[start of Entries supplied]

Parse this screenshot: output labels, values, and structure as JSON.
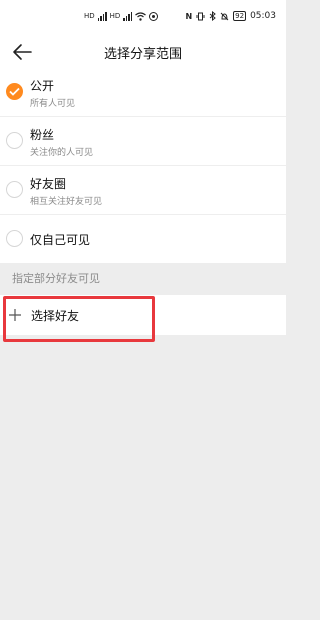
{
  "status_bar": {
    "left_icons": [
      "sim-hd-icon",
      "signal-icon",
      "sim-hd-icon",
      "signal-icon",
      "wifi-icon",
      "message-icon"
    ],
    "right_icons": [
      "nfc-icon",
      "vibrate-icon",
      "bluetooth-icon",
      "alarm-off-icon",
      "battery-icon"
    ],
    "battery": "92",
    "time": "05:03"
  },
  "header": {
    "title": "选择分享范围",
    "back_icon": "back-arrow-icon"
  },
  "options": [
    {
      "title": "公开",
      "subtitle": "所有人可见",
      "checked": true
    },
    {
      "title": "粉丝",
      "subtitle": "关注你的人可见",
      "checked": false
    },
    {
      "title": "好友圈",
      "subtitle": "相互关注好友可见",
      "checked": false
    },
    {
      "title": "仅自己可见",
      "subtitle": "",
      "checked": false
    }
  ],
  "section": {
    "label": "指定部分好友可见"
  },
  "select_friends": {
    "label": "选择好友",
    "icon": "plus-icon"
  },
  "colors": {
    "accent": "#ff8a1f",
    "highlight_border": "#e8383d",
    "background": "#ededed"
  }
}
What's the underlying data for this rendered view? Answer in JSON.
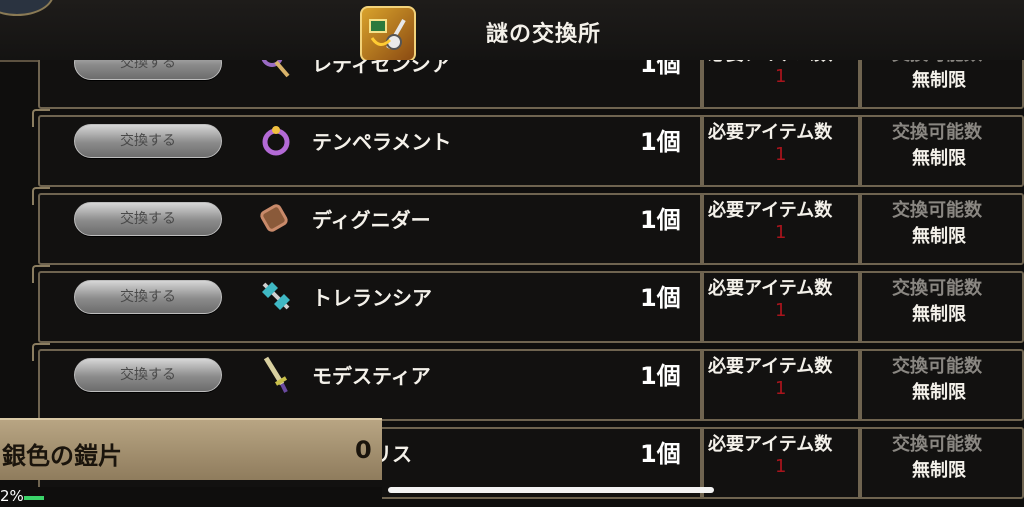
{
  "header": {
    "title": "謎の交換所"
  },
  "exchange_button_label": "交換する",
  "rows": [
    {
      "name": "レティセンシア",
      "quantity": "1個",
      "required_label": "必要アイテム数",
      "required_value": "1",
      "available_label": "交換可能数",
      "available_value": "無制限",
      "icon": "staff-icon",
      "color": "#9a6bc4"
    },
    {
      "name": "テンペラメント",
      "quantity": "1個",
      "required_label": "必要アイテム数",
      "required_value": "1",
      "available_label": "交換可能数",
      "available_value": "無制限",
      "icon": "ring-icon",
      "color": "#b36ad6"
    },
    {
      "name": "ディグニダー",
      "quantity": "1個",
      "required_label": "必要アイテム数",
      "required_value": "1",
      "available_label": "交換可能数",
      "available_value": "無制限",
      "icon": "gauntlet-icon",
      "color": "#c98a6a"
    },
    {
      "name": "トレランシア",
      "quantity": "1個",
      "required_label": "必要アイテム数",
      "required_value": "1",
      "available_label": "交換可能数",
      "available_value": "無制限",
      "icon": "axe-icon",
      "color": "#3fb8c4"
    },
    {
      "name": "モデスティア",
      "quantity": "1個",
      "required_label": "必要アイテム数",
      "required_value": "1",
      "available_label": "交換可能数",
      "available_value": "無制限",
      "icon": "sword-icon",
      "color": "#c9c04a"
    },
    {
      "name": "ミスタリス",
      "quantity": "1個",
      "required_label": "必要アイテム数",
      "required_value": "1",
      "available_label": "交換可能数",
      "available_value": "無制限",
      "icon": "orb-icon",
      "color": "#8bc24a"
    }
  ],
  "currency": {
    "name": "銀色の鎧片",
    "count": "0"
  },
  "progress": {
    "text": "2%",
    "value": 0.02
  }
}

[end of Entries supplied]

*What the task requires*.
Return each line from the material above exactly, but not the pictures.

*Response to the task*.
Parse this screenshot: output labels, values, and structure as JSON.
{
  "status_bar": {
    "left_icons": [
      "sim-hd-icon",
      "signal-icon",
      "sim-hd-icon",
      "signal-icon",
      "wifi-icon",
      "message-icon"
    ],
    "right_icons": [
      "nfc-icon",
      "vibrate-icon",
      "bluetooth-icon",
      "alarm-off-icon",
      "battery-icon"
    ],
    "battery": "92",
    "time": "05:03"
  },
  "header": {
    "title": "选择分享范围",
    "back_icon": "back-arrow-icon"
  },
  "options": [
    {
      "title": "公开",
      "subtitle": "所有人可见",
      "checked": true
    },
    {
      "title": "粉丝",
      "subtitle": "关注你的人可见",
      "checked": false
    },
    {
      "title": "好友圈",
      "subtitle": "相互关注好友可见",
      "checked": false
    },
    {
      "title": "仅自己可见",
      "subtitle": "",
      "checked": false
    }
  ],
  "section": {
    "label": "指定部分好友可见"
  },
  "select_friends": {
    "label": "选择好友",
    "icon": "plus-icon"
  },
  "colors": {
    "accent": "#ff8a1f",
    "highlight_border": "#e8383d",
    "background": "#ededed"
  }
}
What's the underlying data for this rendered view? Answer in JSON.
{
  "header": {
    "title": "謎の交換所"
  },
  "exchange_button_label": "交換する",
  "rows": [
    {
      "name": "レティセンシア",
      "quantity": "1個",
      "required_label": "必要アイテム数",
      "required_value": "1",
      "available_label": "交換可能数",
      "available_value": "無制限",
      "icon": "staff-icon",
      "color": "#9a6bc4"
    },
    {
      "name": "テンペラメント",
      "quantity": "1個",
      "required_label": "必要アイテム数",
      "required_value": "1",
      "available_label": "交換可能数",
      "available_value": "無制限",
      "icon": "ring-icon",
      "color": "#b36ad6"
    },
    {
      "name": "ディグニダー",
      "quantity": "1個",
      "required_label": "必要アイテム数",
      "required_value": "1",
      "available_label": "交換可能数",
      "available_value": "無制限",
      "icon": "gauntlet-icon",
      "color": "#c98a6a"
    },
    {
      "name": "トレランシア",
      "quantity": "1個",
      "required_label": "必要アイテム数",
      "required_value": "1",
      "available_label": "交換可能数",
      "available_value": "無制限",
      "icon": "axe-icon",
      "color": "#3fb8c4"
    },
    {
      "name": "モデスティア",
      "quantity": "1個",
      "required_label": "必要アイテム数",
      "required_value": "1",
      "available_label": "交換可能数",
      "available_value": "無制限",
      "icon": "sword-icon",
      "color": "#c9c04a"
    },
    {
      "name": "ミスタリス",
      "quantity": "1個",
      "required_label": "必要アイテム数",
      "required_value": "1",
      "available_label": "交換可能数",
      "available_value": "無制限",
      "icon": "orb-icon",
      "color": "#8bc24a"
    }
  ],
  "currency": {
    "name": "銀色の鎧片",
    "count": "0"
  },
  "progress": {
    "text": "2%",
    "value": 0.02
  }
}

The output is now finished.